THE DATA:
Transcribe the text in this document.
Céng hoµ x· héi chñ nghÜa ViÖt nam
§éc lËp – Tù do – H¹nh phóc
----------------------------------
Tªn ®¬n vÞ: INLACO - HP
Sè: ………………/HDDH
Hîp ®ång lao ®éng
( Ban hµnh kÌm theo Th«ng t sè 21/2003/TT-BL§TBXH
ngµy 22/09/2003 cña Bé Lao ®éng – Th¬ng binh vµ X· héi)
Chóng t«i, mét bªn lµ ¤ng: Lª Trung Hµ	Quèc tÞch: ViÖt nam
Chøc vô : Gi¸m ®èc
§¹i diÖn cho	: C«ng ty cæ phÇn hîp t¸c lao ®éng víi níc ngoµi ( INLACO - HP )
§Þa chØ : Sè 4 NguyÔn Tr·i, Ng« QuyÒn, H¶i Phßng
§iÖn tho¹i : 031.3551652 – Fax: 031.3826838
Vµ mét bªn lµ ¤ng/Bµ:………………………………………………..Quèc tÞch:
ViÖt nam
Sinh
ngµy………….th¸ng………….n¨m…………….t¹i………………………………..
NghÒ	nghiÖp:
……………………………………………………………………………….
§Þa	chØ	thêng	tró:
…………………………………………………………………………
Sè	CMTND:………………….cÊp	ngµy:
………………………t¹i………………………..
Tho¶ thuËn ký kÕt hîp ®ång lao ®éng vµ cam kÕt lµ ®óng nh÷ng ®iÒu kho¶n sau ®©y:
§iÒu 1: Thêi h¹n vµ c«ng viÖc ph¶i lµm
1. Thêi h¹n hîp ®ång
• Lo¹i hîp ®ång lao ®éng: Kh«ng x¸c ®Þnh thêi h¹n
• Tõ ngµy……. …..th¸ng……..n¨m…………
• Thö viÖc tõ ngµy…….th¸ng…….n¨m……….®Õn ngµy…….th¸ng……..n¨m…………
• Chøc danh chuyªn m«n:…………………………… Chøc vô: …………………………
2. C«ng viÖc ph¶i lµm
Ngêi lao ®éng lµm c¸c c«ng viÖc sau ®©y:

WORK TO COMPLETE:
Locate each line with the word "ViÖt" and copy it.

EXERCISE OUTPUT:
Céng hoµ x· héi chñ nghÜa ViÖt nam
Chóng t«i, mét bªn lµ ¤ng: Lª Trung Hµ	Quèc tÞch: ViÖt nam
ViÖt nam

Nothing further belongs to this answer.